• _Directions_
Transcribe every record that appears below, exactly and in full.

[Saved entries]
+++
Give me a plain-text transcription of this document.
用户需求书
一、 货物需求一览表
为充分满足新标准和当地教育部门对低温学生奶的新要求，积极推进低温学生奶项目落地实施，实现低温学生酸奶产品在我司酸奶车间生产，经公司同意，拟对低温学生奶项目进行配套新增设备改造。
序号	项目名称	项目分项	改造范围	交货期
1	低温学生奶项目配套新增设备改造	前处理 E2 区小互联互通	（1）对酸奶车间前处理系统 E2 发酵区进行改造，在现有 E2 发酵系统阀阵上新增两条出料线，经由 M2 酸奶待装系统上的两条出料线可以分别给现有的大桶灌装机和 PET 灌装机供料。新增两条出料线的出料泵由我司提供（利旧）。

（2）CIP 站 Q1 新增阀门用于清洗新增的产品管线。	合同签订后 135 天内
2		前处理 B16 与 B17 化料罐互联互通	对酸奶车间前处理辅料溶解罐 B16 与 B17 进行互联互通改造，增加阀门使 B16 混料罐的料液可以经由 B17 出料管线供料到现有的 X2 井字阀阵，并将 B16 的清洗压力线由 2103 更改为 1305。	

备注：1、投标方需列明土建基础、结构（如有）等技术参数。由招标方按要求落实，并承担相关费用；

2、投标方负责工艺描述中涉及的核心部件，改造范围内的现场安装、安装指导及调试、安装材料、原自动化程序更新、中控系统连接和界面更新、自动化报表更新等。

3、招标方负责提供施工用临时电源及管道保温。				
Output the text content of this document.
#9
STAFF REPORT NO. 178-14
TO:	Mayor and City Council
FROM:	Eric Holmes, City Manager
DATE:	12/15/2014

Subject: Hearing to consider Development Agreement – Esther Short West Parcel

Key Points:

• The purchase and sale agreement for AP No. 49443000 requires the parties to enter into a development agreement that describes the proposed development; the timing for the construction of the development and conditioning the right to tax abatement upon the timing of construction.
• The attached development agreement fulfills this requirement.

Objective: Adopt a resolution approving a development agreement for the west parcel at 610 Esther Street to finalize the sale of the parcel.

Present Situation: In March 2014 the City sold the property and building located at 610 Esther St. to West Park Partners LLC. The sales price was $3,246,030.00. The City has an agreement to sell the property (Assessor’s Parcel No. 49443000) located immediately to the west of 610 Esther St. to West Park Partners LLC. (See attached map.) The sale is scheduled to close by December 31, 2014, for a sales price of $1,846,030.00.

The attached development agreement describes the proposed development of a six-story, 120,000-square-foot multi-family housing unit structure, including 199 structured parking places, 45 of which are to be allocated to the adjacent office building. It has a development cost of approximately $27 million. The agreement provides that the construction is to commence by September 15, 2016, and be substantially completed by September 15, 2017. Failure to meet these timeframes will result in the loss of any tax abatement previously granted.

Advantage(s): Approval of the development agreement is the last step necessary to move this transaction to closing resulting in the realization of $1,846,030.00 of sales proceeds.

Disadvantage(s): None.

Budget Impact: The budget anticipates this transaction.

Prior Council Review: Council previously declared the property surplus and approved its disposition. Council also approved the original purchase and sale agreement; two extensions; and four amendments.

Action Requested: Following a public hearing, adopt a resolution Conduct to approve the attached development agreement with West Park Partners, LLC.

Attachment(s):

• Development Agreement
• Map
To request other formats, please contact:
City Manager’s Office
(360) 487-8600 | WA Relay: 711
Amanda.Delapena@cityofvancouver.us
+++
• _Finished task_
Give me a plain-text transcription of this document.
用户需求书
一、 货物需求一览表
为充分满足新标准和当地教育部门对低温学生奶的新要求，积极推进低温学生奶项目落地实施，实现低温学生酸奶产品在我司酸奶车间生产，经公司同意，拟对低温学生奶项目进行配套新增设备改造。
序号	项目名称	项目分项	改造范围	交货期
1	低温学生奶项目配套新增设备改造	前处理 E2 区小互联互通	（1）对酸奶车间前处理系统 E2 发酵区进行改造，在现有 E2 发酵系统阀阵上新增两条出料线，经由 M2 酸奶待装系统上的两条出料线可以分别给现有的大桶灌装机和 PET 灌装机供料。新增两条出料线的出料泵由我司提供（利旧）。

（2）CIP 站 Q1 新增阀门用于清洗新增的产品管线。	合同签订后 135 天内
2		前处理 B16 与 B17 化料罐互联互通	对酸奶车间前处理辅料溶解罐 B16 与 B17 进行互联互通改造，增加阀门使 B16 混料罐的料液可以经由 B17 出料管线供料到现有的 X2 井字阀阵，并将 B16 的清洗压力线由 2103 更改为 1305。	

备注：1、投标方需列明土建基础、结构（如有）等技术参数。由招标方按要求落实，并承担相关费用；

2、投标方负责工艺描述中涉及的核心部件，改造范围内的现场安装、安装指导及调试、安装材料、原自动化程序更新、中控系统连接和界面更新、自动化报表更新等。

3、招标方负责提供施工用临时电源及管道保温。				
Output the text content of this document.
#9
STAFF REPORT NO. 178-14
TO:	Mayor and City Council
FROM:	Eric Holmes, City Manager
DATE:	12/15/2014

Subject: Hearing to consider Development Agreement – Esther Short West Parcel

Key Points:

• The purchase and sale agreement for AP No. 49443000 requires the parties to enter into a development agreement that describes the proposed development; the timing for the construction of the development and conditioning the right to tax abatement upon the timing of construction.
• The attached development agreement fulfills this requirement.

Objective: Adopt a resolution approving a development agreement for the west parcel at 610 Esther Street to finalize the sale of the parcel.

Present Situation: In March 2014 the City sold the property and building located at 610 Esther St. to West Park Partners LLC. The sales price was $3,246,030.00. The City has an agreement to sell the property (Assessor’s Parcel No. 49443000) located immediately to the west of 610 Esther St. to West Park Partners LLC. (See attached map.) The sale is scheduled to close by December 31, 2014, for a sales price of $1,846,030.00.

The attached development agreement describes the proposed development of a six-story, 120,000-square-foot multi-family housing unit structure, including 199 structured parking places, 45 of which are to be allocated to the adjacent office building. It has a development cost of approximately $27 million. The agreement provides that the construction is to commence by September 15, 2016, and be substantially completed by September 15, 2017. Failure to meet these timeframes will result in the loss of any tax abatement previously granted.

Advantage(s): Approval of the development agreement is the last step necessary to move this transaction to closing resulting in the realization of $1,846,030.00 of sales proceeds.

Disadvantage(s): None.

Budget Impact: The budget anticipates this transaction.

Prior Council Review: Council previously declared the property surplus and approved its disposition. Council also approved the original purchase and sale agreement; two extensions; and four amendments.

Action Requested: Following a public hearing, adopt a resolution Conduct to approve the attached development agreement with West Park Partners, LLC.

Attachment(s):

• Development Agreement
• Map
To request other formats, please contact:
City Manager’s Office
(360) 487-8600 | WA Relay: 711
Amanda.Delapena@cityofvancouver.us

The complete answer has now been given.